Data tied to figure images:
☆ ☆ ☆
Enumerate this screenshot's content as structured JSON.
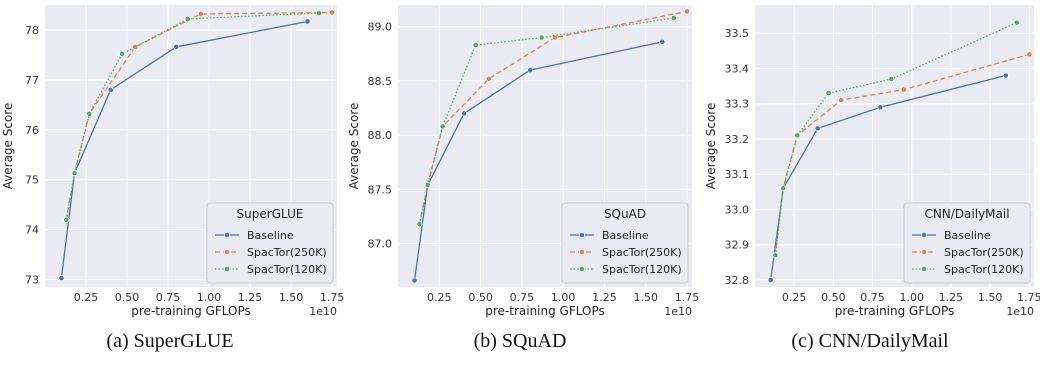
{
  "chart_data": [
    {
      "type": "line",
      "caption": "(a) SuperGLUE",
      "xlabel": "pre-training GFLOPs",
      "ylabel": "Average Score",
      "x_offset_label": "1e10",
      "xlim": [
        0.0,
        1.78
      ],
      "ylim": [
        72.85,
        78.5
      ],
      "xticks": [
        "0.25",
        "0.50",
        "0.75",
        "1.00",
        "1.25",
        "1.50",
        "1.75"
      ],
      "yticks": [
        "73",
        "74",
        "75",
        "76",
        "77",
        "78"
      ],
      "grid": true,
      "legend_title": "SuperGLUE",
      "legend_position": "lower-right",
      "series": [
        {
          "name": "Baseline",
          "color": "#4c72b0",
          "style": "solid",
          "x": [
            0.1,
            0.18,
            0.4,
            0.8,
            1.6
          ],
          "y": [
            73.03,
            75.13,
            76.8,
            77.66,
            78.17
          ]
        },
        {
          "name": "SpacTor(250K)",
          "color": "#dd8452",
          "style": "dashed",
          "x": [
            0.13,
            0.18,
            0.27,
            0.55,
            0.95,
            1.75
          ],
          "y": [
            74.2,
            75.13,
            76.32,
            77.66,
            78.32,
            78.35
          ]
        },
        {
          "name": "SpacTor(120K)",
          "color": "#55a868",
          "style": "dotted",
          "x": [
            0.13,
            0.18,
            0.27,
            0.47,
            0.87,
            1.67
          ],
          "y": [
            74.2,
            75.13,
            76.32,
            77.52,
            78.22,
            78.34
          ]
        }
      ]
    },
    {
      "type": "line",
      "caption": "(b) SQuAD",
      "xlabel": "pre-training GFLOPs",
      "ylabel": "Average Score",
      "x_offset_label": "1e10",
      "xlim": [
        0.0,
        1.78
      ],
      "ylim": [
        86.6,
        89.2
      ],
      "xticks": [
        "0.25",
        "0.50",
        "0.75",
        "1.00",
        "1.25",
        "1.50",
        "1.75"
      ],
      "yticks": [
        "87.0",
        "87.5",
        "88.0",
        "88.5",
        "89.0"
      ],
      "grid": true,
      "legend_title": "SQuAD",
      "legend_position": "lower-right",
      "series": [
        {
          "name": "Baseline",
          "color": "#4c72b0",
          "style": "solid",
          "x": [
            0.1,
            0.18,
            0.4,
            0.8,
            1.6
          ],
          "y": [
            86.66,
            87.54,
            88.2,
            88.6,
            88.86
          ]
        },
        {
          "name": "SpacTor(250K)",
          "color": "#dd8452",
          "style": "dashed",
          "x": [
            0.13,
            0.18,
            0.27,
            0.55,
            0.95,
            1.75
          ],
          "y": [
            87.18,
            87.54,
            88.08,
            88.52,
            88.9,
            89.14
          ]
        },
        {
          "name": "SpacTor(120K)",
          "color": "#55a868",
          "style": "dotted",
          "x": [
            0.13,
            0.18,
            0.27,
            0.47,
            0.87,
            1.67
          ],
          "y": [
            87.18,
            87.54,
            88.08,
            88.83,
            88.9,
            89.08
          ]
        }
      ]
    },
    {
      "type": "line",
      "caption": "(c) CNN/DailyMail",
      "xlabel": "pre-training GFLOPs",
      "ylabel": "Average Score",
      "x_offset_label": "1e10",
      "xlim": [
        0.0,
        1.78
      ],
      "ylim": [
        32.78,
        33.58
      ],
      "xticks": [
        "0.25",
        "0.50",
        "0.75",
        "1.00",
        "1.25",
        "1.50",
        "1.75"
      ],
      "yticks": [
        "32.8",
        "32.9",
        "33.0",
        "33.1",
        "33.2",
        "33.3",
        "33.4",
        "33.5"
      ],
      "grid": true,
      "legend_title": "CNN/DailyMail",
      "legend_position": "lower-right",
      "series": [
        {
          "name": "Baseline",
          "color": "#4c72b0",
          "style": "solid",
          "x": [
            0.1,
            0.18,
            0.4,
            0.8,
            1.6
          ],
          "y": [
            32.8,
            33.06,
            33.23,
            33.29,
            33.38
          ]
        },
        {
          "name": "SpacTor(250K)",
          "color": "#dd8452",
          "style": "dashed",
          "x": [
            0.13,
            0.18,
            0.27,
            0.55,
            0.95,
            1.75
          ],
          "y": [
            32.87,
            33.06,
            33.21,
            33.31,
            33.34,
            33.44
          ]
        },
        {
          "name": "SpacTor(120K)",
          "color": "#55a868",
          "style": "dotted",
          "x": [
            0.13,
            0.18,
            0.27,
            0.47,
            0.87,
            1.67
          ],
          "y": [
            32.87,
            33.06,
            33.21,
            33.33,
            33.37,
            33.53
          ]
        }
      ]
    }
  ]
}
☆ ☆ ☆
■ Aim
In the copy, include no pictures; restate the listing above exactly.

■ The result
Enumerate this screenshot's content as structured JSON.
{
  "chart_data": [
    {
      "type": "line",
      "caption": "(a) SuperGLUE",
      "xlabel": "pre-training GFLOPs",
      "ylabel": "Average Score",
      "x_offset_label": "1e10",
      "xlim": [
        0.0,
        1.78
      ],
      "ylim": [
        72.85,
        78.5
      ],
      "xticks": [
        "0.25",
        "0.50",
        "0.75",
        "1.00",
        "1.25",
        "1.50",
        "1.75"
      ],
      "yticks": [
        "73",
        "74",
        "75",
        "76",
        "77",
        "78"
      ],
      "grid": true,
      "legend_title": "SuperGLUE",
      "legend_position": "lower-right",
      "series": [
        {
          "name": "Baseline",
          "color": "#4c72b0",
          "style": "solid",
          "x": [
            0.1,
            0.18,
            0.4,
            0.8,
            1.6
          ],
          "y": [
            73.03,
            75.13,
            76.8,
            77.66,
            78.17
          ]
        },
        {
          "name": "SpacTor(250K)",
          "color": "#dd8452",
          "style": "dashed",
          "x": [
            0.13,
            0.18,
            0.27,
            0.55,
            0.95,
            1.75
          ],
          "y": [
            74.2,
            75.13,
            76.32,
            77.66,
            78.32,
            78.35
          ]
        },
        {
          "name": "SpacTor(120K)",
          "color": "#55a868",
          "style": "dotted",
          "x": [
            0.13,
            0.18,
            0.27,
            0.47,
            0.87,
            1.67
          ],
          "y": [
            74.2,
            75.13,
            76.32,
            77.52,
            78.22,
            78.34
          ]
        }
      ]
    },
    {
      "type": "line",
      "caption": "(b) SQuAD",
      "xlabel": "pre-training GFLOPs",
      "ylabel": "Average Score",
      "x_offset_label": "1e10",
      "xlim": [
        0.0,
        1.78
      ],
      "ylim": [
        86.6,
        89.2
      ],
      "xticks": [
        "0.25",
        "0.50",
        "0.75",
        "1.00",
        "1.25",
        "1.50",
        "1.75"
      ],
      "yticks": [
        "87.0",
        "87.5",
        "88.0",
        "88.5",
        "89.0"
      ],
      "grid": true,
      "legend_title": "SQuAD",
      "legend_position": "lower-right",
      "series": [
        {
          "name": "Baseline",
          "color": "#4c72b0",
          "style": "solid",
          "x": [
            0.1,
            0.18,
            0.4,
            0.8,
            1.6
          ],
          "y": [
            86.66,
            87.54,
            88.2,
            88.6,
            88.86
          ]
        },
        {
          "name": "SpacTor(250K)",
          "color": "#dd8452",
          "style": "dashed",
          "x": [
            0.13,
            0.18,
            0.27,
            0.55,
            0.95,
            1.75
          ],
          "y": [
            87.18,
            87.54,
            88.08,
            88.52,
            88.9,
            89.14
          ]
        },
        {
          "name": "SpacTor(120K)",
          "color": "#55a868",
          "style": "dotted",
          "x": [
            0.13,
            0.18,
            0.27,
            0.47,
            0.87,
            1.67
          ],
          "y": [
            87.18,
            87.54,
            88.08,
            88.83,
            88.9,
            89.08
          ]
        }
      ]
    },
    {
      "type": "line",
      "caption": "(c) CNN/DailyMail",
      "xlabel": "pre-training GFLOPs",
      "ylabel": "Average Score",
      "x_offset_label": "1e10",
      "xlim": [
        0.0,
        1.78
      ],
      "ylim": [
        32.78,
        33.58
      ],
      "xticks": [
        "0.25",
        "0.50",
        "0.75",
        "1.00",
        "1.25",
        "1.50",
        "1.75"
      ],
      "yticks": [
        "32.8",
        "32.9",
        "33.0",
        "33.1",
        "33.2",
        "33.3",
        "33.4",
        "33.5"
      ],
      "grid": true,
      "legend_title": "CNN/DailyMail",
      "legend_position": "lower-right",
      "series": [
        {
          "name": "Baseline",
          "color": "#4c72b0",
          "style": "solid",
          "x": [
            0.1,
            0.18,
            0.4,
            0.8,
            1.6
          ],
          "y": [
            32.8,
            33.06,
            33.23,
            33.29,
            33.38
          ]
        },
        {
          "name": "SpacTor(250K)",
          "color": "#dd8452",
          "style": "dashed",
          "x": [
            0.13,
            0.18,
            0.27,
            0.55,
            0.95,
            1.75
          ],
          "y": [
            32.87,
            33.06,
            33.21,
            33.31,
            33.34,
            33.44
          ]
        },
        {
          "name": "SpacTor(120K)",
          "color": "#55a868",
          "style": "dotted",
          "x": [
            0.13,
            0.18,
            0.27,
            0.47,
            0.87,
            1.67
          ],
          "y": [
            32.87,
            33.06,
            33.21,
            33.33,
            33.37,
            33.53
          ]
        }
      ]
    }
  ]
}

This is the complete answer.